* [The request]: Copy every record exactly, and keep the pictures out.

____________

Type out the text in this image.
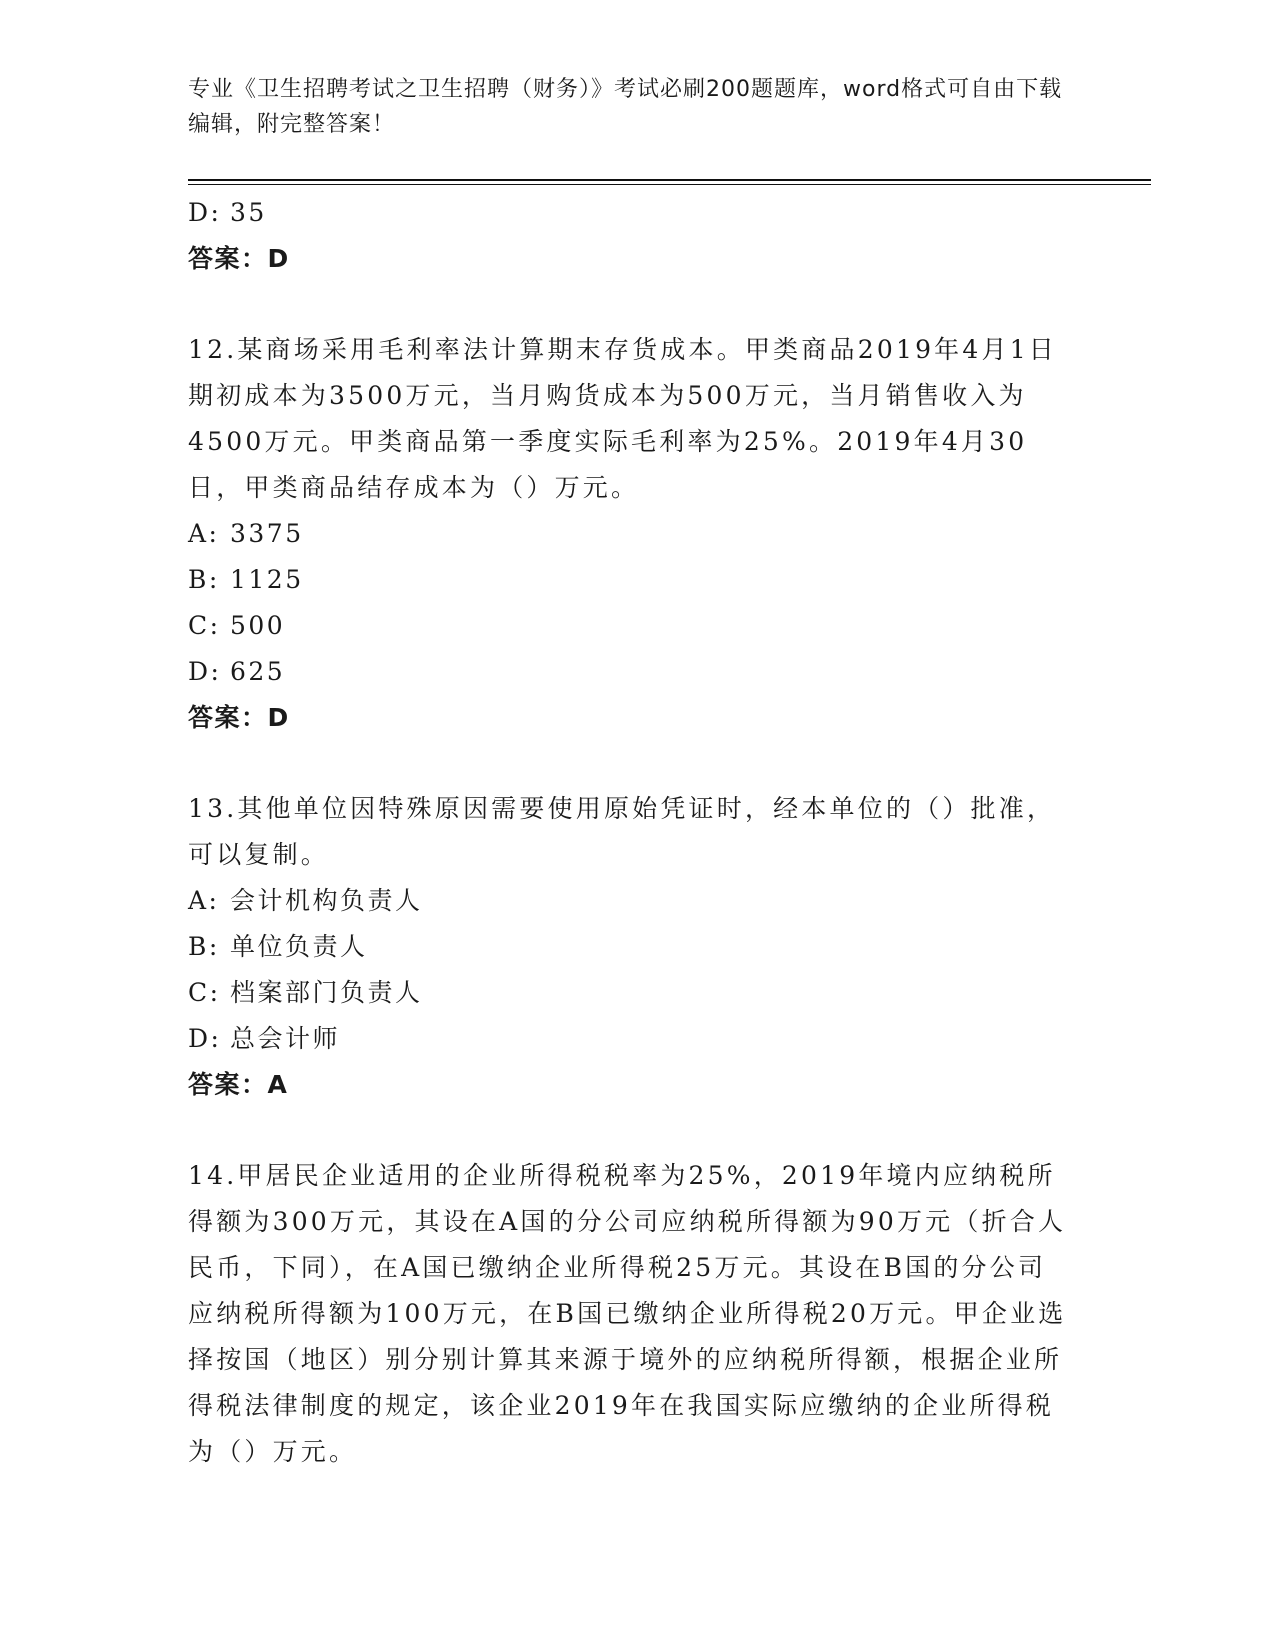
专业《卫生招聘考试之卫生招聘（财务）》考试必刷200题题库，word格式可自由下载编辑，附完整答案！

D: 35

答案：D

12.某商场采用毛利率法计算期末存货成本。甲类商品2019年4月1日期初成本为3500万元，当月购货成本为500万元，当月销售收入为4500万元。甲类商品第一季度实际毛利率为25%。2019年4月30日，甲类商品结存成本为（）万元。

A: 3375

B: 1125

C: 500

D: 625

答案：D

13.其他单位因特殊原因需要使用原始凭证时，经本单位的（）批准，可以复制。

A: 会计机构负责人

B: 单位负责人

C: 档案部门负责人

D: 总会计师

答案：A

14.甲居民企业适用的企业所得税税率为25%，2019年境内应纳税所得额为300万元，其设在A国的分公司应纳税所得额为90万元（折合人民币，下同），在A国已缴纳企业所得税25万元。其设在B国的分公司应纳税所得额为100万元，在B国已缴纳企业所得税20万元。甲企业选择按国（地区）别分别计算其来源于境外的应纳税所得额，根据企业所得税法律制度的规定，该企业2019年在我国实际应缴纳的企业所得税为（）万元。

____________

* [Task solution]:
Type out the text in this image.
专业《卫生招聘考试之卫生招聘（财务）》考试必刷200题题库，word格式可自由下载编辑，附完整答案！

D: 35

答案：D

12.某商场采用毛利率法计算期末存货成本。甲类商品2019年4月1日期初成本为3500万元，当月购货成本为500万元，当月销售收入为4500万元。甲类商品第一季度实际毛利率为25%。2019年4月30日，甲类商品结存成本为（）万元。

A: 3375

B: 1125

C: 500

D: 625

答案：D

13.其他单位因特殊原因需要使用原始凭证时，经本单位的（）批准，可以复制。

A: 会计机构负责人

B: 单位负责人

C: 档案部门负责人

D: 总会计师

答案：A

14.甲居民企业适用的企业所得税税率为25%，2019年境内应纳税所得额为300万元，其设在A国的分公司应纳税所得额为90万元（折合人民币，下同），在A国已缴纳企业所得税25万元。其设在B国的分公司应纳税所得额为100万元，在B国已缴纳企业所得税20万元。甲企业选择按国（地区）别分别计算其来源于境外的应纳税所得额，根据企业所得税法律制度的规定，该企业2019年在我国实际应缴纳的企业所得税为（）万元。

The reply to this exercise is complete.